#### SOURCE MATERIAL:
----------

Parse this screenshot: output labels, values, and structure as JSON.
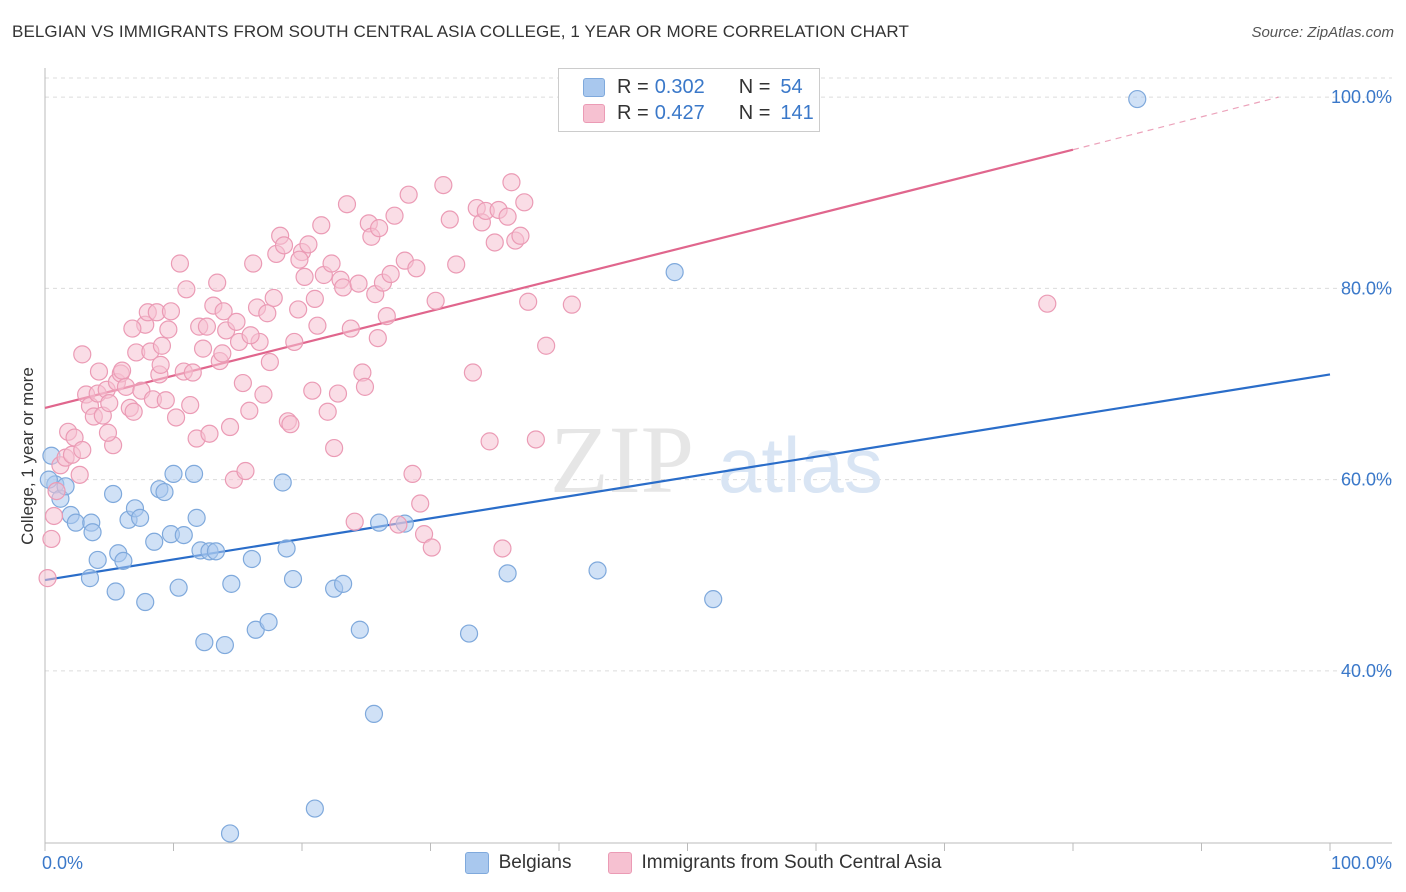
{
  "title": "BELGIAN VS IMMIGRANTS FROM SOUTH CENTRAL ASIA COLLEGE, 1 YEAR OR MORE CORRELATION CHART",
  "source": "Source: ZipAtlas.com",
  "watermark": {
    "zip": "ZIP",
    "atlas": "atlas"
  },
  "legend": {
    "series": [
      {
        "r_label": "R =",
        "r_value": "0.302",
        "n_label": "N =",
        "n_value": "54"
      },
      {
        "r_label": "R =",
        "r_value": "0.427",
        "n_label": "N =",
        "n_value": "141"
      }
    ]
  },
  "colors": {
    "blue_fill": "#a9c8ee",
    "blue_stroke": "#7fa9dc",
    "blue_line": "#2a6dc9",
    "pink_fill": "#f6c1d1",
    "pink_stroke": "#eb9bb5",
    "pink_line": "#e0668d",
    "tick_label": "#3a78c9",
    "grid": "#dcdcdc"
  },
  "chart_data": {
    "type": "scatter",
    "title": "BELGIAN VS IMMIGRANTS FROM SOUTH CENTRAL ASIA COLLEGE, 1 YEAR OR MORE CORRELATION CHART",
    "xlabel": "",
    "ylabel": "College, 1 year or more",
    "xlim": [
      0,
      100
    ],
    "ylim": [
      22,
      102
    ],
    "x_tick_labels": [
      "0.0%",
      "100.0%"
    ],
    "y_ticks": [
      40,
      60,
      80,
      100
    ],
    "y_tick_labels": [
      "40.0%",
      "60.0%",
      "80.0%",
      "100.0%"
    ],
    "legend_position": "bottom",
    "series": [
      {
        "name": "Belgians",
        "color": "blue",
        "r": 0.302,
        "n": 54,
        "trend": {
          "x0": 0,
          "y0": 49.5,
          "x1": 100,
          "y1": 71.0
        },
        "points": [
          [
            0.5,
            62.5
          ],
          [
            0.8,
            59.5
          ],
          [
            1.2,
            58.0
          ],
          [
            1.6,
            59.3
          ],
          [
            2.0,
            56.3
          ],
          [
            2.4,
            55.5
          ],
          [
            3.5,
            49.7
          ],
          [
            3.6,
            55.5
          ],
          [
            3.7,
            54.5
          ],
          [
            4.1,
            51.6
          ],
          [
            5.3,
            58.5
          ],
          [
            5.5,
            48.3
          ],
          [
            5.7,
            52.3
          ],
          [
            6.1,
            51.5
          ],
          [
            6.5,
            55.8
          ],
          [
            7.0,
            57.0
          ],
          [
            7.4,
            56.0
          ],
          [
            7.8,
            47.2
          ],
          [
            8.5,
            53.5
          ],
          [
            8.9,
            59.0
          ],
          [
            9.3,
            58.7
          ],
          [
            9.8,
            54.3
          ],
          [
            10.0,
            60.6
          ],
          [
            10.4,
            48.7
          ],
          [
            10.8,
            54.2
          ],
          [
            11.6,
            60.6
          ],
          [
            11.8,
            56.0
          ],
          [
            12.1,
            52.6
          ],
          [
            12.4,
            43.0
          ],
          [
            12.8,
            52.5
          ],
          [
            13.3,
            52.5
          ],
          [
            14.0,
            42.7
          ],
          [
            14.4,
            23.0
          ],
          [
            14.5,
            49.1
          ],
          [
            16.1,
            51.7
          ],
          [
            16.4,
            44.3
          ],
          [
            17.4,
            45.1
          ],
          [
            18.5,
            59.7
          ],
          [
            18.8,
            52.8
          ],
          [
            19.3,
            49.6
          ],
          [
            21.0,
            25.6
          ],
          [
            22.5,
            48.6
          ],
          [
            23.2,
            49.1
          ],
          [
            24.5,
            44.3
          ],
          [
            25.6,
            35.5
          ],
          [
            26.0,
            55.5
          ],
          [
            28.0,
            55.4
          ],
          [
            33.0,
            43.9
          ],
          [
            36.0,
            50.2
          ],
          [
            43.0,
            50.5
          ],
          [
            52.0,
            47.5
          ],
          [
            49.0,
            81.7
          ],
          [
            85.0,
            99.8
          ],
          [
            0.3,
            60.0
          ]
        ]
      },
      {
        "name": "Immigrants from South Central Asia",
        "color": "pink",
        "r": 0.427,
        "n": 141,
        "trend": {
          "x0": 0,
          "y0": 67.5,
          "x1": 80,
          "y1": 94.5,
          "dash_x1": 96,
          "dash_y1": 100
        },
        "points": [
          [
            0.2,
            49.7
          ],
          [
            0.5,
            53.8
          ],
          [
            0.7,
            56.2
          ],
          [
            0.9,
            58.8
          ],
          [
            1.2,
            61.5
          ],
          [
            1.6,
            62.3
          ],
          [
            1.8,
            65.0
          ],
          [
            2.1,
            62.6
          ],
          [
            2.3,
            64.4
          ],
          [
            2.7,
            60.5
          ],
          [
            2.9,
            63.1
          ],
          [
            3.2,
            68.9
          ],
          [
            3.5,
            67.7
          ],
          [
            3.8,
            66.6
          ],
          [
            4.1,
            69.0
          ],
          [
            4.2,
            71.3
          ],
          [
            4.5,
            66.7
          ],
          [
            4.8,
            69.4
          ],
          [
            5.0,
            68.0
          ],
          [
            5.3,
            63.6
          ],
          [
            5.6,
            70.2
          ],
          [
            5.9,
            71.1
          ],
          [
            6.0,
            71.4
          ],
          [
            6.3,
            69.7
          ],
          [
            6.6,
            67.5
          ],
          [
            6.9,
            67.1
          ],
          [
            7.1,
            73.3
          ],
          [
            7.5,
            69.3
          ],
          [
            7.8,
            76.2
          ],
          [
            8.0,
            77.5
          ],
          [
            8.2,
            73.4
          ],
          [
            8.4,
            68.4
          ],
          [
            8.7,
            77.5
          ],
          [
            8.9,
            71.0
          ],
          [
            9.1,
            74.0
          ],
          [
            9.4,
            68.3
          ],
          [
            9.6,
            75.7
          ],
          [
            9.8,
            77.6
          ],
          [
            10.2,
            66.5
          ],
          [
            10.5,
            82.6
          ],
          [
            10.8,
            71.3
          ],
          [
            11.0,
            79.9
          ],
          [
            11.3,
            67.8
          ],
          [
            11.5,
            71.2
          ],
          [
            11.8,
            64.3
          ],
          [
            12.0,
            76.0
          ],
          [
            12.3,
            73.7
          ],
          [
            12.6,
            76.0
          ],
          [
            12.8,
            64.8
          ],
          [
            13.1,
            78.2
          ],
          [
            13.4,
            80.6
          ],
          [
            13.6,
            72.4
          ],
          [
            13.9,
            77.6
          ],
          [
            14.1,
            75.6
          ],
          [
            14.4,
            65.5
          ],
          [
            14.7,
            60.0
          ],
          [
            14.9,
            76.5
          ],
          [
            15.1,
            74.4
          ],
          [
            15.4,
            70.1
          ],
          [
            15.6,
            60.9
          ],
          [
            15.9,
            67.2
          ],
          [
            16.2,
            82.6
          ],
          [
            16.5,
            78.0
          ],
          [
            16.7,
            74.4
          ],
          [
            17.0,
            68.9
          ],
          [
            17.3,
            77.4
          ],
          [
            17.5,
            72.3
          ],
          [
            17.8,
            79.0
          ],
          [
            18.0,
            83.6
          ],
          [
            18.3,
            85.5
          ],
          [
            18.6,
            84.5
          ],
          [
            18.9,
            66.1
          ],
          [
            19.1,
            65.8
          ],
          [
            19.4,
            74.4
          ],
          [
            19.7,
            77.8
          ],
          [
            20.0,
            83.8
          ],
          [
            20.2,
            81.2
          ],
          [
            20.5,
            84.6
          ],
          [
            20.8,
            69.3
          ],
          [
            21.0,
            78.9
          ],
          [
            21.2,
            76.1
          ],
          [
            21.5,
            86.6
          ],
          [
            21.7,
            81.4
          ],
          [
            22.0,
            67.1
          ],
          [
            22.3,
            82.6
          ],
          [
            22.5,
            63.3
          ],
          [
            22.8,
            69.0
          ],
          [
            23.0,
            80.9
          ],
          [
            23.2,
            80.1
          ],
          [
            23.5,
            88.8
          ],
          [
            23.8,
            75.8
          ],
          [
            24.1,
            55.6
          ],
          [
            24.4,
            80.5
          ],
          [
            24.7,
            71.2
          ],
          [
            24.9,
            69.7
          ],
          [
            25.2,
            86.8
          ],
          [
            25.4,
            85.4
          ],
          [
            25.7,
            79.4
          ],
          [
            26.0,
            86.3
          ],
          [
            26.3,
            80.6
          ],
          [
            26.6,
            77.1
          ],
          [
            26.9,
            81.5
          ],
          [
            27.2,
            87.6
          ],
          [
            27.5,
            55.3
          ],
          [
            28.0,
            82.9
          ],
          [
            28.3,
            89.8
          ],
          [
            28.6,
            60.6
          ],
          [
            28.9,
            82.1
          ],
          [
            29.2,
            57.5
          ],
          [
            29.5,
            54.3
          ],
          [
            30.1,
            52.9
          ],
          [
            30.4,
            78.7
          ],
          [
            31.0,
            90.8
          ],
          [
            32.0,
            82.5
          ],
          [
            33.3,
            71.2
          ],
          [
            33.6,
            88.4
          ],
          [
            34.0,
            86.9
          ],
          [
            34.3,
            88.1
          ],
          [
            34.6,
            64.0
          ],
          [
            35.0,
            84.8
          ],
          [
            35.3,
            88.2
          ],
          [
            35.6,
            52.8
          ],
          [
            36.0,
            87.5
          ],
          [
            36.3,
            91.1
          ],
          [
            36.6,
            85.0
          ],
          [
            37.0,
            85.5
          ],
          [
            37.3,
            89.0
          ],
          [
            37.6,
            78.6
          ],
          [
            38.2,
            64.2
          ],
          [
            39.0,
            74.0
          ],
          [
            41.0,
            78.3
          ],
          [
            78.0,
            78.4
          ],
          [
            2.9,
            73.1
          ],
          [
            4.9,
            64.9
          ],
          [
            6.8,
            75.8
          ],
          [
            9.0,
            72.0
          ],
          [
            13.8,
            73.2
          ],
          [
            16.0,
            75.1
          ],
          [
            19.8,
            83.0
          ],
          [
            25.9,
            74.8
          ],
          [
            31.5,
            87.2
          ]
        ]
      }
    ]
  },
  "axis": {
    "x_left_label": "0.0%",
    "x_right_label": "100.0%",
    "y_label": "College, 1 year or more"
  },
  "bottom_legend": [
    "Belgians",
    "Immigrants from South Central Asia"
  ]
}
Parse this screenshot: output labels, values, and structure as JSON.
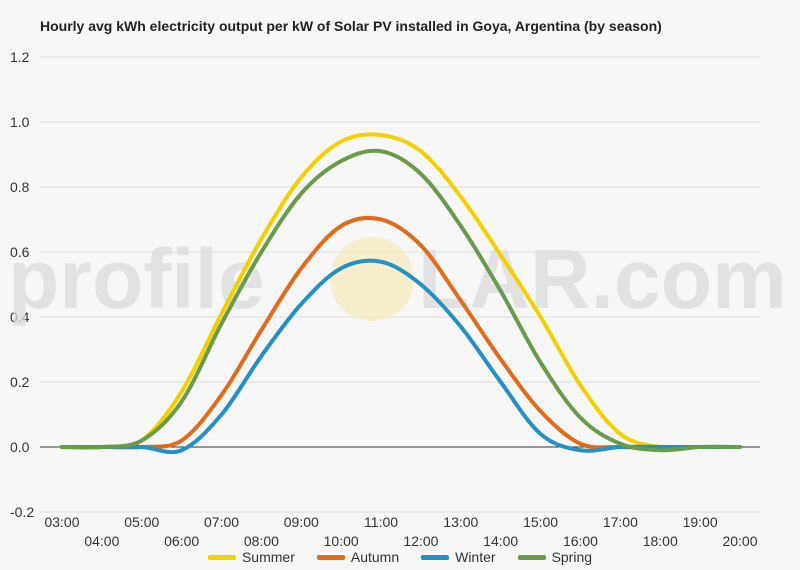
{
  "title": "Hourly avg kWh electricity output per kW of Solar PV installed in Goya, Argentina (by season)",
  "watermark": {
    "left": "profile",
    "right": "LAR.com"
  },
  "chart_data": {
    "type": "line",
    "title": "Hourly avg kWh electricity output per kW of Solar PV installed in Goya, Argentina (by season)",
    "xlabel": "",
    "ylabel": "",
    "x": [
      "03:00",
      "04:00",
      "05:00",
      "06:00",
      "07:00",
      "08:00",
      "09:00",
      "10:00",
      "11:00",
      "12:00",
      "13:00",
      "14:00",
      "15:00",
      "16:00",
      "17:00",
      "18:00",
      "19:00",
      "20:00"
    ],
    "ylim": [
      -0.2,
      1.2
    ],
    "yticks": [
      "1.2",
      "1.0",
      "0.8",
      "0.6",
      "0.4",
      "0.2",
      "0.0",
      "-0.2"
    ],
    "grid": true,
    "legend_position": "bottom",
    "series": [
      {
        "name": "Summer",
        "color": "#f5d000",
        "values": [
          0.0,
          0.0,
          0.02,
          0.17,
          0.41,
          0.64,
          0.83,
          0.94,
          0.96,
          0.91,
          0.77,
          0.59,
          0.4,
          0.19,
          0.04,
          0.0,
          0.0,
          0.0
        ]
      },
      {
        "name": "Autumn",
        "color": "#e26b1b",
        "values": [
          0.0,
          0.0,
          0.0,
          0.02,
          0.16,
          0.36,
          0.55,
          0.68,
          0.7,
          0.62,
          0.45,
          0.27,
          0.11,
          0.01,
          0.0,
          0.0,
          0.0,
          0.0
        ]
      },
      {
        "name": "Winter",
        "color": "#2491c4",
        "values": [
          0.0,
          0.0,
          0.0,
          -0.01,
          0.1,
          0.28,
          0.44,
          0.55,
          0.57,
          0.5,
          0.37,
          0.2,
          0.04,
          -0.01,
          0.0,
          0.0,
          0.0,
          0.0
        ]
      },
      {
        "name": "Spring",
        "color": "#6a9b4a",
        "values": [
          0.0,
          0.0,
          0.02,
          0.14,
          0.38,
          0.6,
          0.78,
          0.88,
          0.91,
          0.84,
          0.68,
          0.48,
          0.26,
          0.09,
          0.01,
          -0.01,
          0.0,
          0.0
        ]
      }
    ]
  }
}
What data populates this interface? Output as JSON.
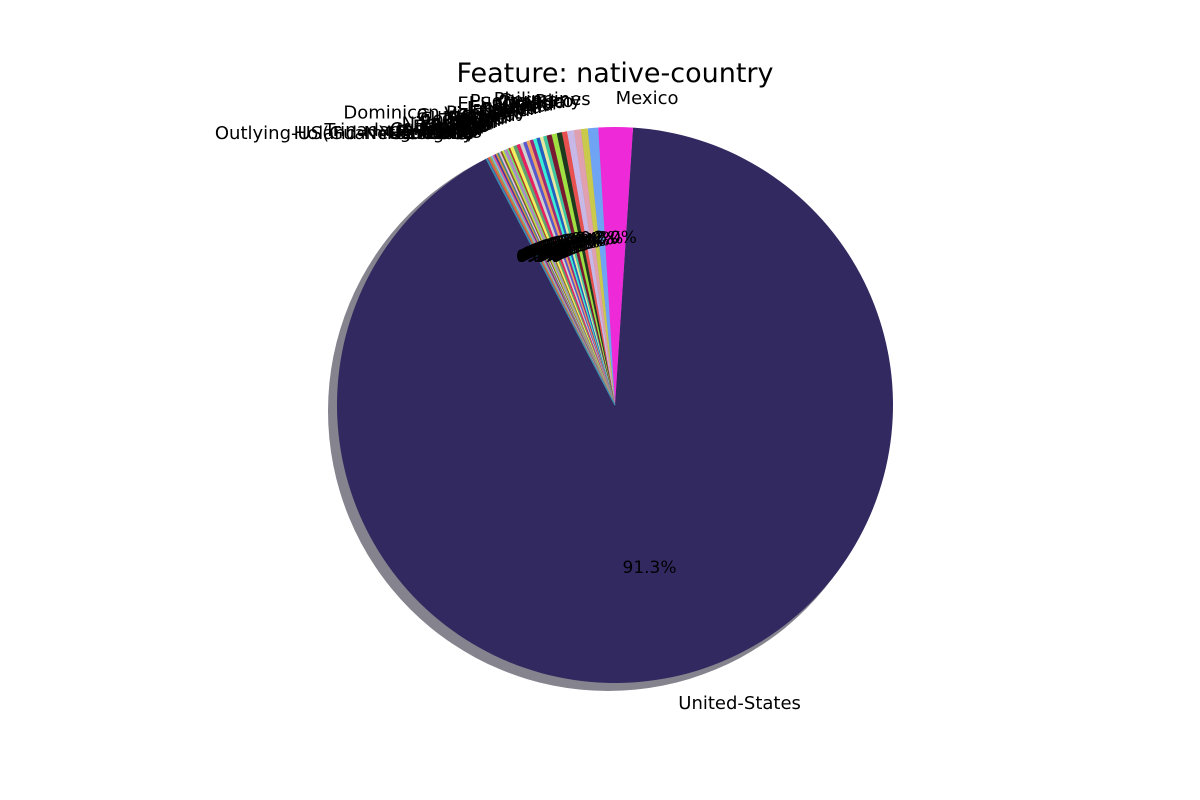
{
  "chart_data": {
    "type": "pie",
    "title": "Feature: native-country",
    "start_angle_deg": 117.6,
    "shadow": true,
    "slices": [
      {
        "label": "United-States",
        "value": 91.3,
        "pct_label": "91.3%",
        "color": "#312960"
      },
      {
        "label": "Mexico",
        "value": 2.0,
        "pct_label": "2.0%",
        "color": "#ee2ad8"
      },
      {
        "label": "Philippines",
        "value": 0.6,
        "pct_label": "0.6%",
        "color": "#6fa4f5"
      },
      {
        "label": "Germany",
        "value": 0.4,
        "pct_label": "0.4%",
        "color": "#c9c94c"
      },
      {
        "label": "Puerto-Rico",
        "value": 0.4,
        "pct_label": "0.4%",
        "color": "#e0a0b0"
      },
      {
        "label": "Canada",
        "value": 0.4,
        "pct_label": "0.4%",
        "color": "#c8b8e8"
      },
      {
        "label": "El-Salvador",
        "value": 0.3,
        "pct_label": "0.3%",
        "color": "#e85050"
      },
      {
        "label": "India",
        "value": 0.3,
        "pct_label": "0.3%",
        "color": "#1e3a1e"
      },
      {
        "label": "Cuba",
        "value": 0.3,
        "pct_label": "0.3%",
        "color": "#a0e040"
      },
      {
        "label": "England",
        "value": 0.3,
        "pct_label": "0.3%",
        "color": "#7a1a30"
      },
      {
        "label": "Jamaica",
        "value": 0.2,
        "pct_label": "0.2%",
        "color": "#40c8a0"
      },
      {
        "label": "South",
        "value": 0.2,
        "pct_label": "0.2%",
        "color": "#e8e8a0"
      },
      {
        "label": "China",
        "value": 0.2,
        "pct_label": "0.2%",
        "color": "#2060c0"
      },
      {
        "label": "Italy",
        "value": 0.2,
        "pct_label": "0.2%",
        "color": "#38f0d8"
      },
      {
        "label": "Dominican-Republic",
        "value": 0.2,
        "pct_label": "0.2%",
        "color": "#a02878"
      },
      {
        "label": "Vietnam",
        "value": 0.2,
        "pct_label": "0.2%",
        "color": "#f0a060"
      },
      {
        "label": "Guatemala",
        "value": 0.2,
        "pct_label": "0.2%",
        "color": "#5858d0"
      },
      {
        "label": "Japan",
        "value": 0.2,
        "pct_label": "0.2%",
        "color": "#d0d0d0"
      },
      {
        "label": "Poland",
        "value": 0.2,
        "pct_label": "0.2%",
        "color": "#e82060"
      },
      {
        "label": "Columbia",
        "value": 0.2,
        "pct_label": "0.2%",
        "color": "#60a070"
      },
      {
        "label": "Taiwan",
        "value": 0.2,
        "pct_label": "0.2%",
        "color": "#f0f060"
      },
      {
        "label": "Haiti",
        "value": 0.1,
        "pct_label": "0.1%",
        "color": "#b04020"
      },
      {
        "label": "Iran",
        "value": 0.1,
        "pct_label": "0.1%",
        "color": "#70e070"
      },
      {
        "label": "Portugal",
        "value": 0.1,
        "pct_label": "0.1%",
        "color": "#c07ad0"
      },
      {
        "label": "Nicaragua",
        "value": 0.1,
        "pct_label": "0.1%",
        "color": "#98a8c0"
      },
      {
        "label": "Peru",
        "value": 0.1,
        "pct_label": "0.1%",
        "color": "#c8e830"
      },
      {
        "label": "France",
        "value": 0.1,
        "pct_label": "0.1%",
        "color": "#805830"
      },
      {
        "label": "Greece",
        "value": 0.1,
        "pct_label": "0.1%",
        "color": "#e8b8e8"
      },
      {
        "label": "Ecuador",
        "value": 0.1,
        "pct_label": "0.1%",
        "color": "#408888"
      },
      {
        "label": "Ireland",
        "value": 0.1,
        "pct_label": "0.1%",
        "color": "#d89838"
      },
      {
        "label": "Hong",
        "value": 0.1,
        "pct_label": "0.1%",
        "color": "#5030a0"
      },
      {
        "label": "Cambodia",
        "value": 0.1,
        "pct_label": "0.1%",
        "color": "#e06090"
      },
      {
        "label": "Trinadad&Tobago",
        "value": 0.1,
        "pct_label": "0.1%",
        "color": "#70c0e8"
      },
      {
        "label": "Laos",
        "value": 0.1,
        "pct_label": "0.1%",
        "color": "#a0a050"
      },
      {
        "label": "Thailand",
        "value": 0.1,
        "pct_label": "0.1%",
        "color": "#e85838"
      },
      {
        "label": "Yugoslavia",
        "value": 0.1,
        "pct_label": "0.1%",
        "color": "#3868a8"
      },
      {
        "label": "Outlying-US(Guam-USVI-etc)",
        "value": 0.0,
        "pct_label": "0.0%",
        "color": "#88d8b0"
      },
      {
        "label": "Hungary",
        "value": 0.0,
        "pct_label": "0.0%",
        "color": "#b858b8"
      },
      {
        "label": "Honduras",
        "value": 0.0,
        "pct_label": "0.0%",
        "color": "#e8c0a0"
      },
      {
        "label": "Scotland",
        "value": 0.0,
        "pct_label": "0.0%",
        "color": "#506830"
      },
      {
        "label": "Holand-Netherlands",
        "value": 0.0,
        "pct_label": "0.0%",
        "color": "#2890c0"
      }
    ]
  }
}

----------

#### WRITTEN TASK:
Identify all lines where the word "Hourly" shows up. Copy them.

#### OUTPUT FOR THIS TASK:
  "title": "Hourly avg kWh electricity output per kW of Solar PV installed in Goya, Argentina (by season)",
    "title": "Hourly avg kWh electricity output per kW of Solar PV installed in Goya, Argentina (by season)",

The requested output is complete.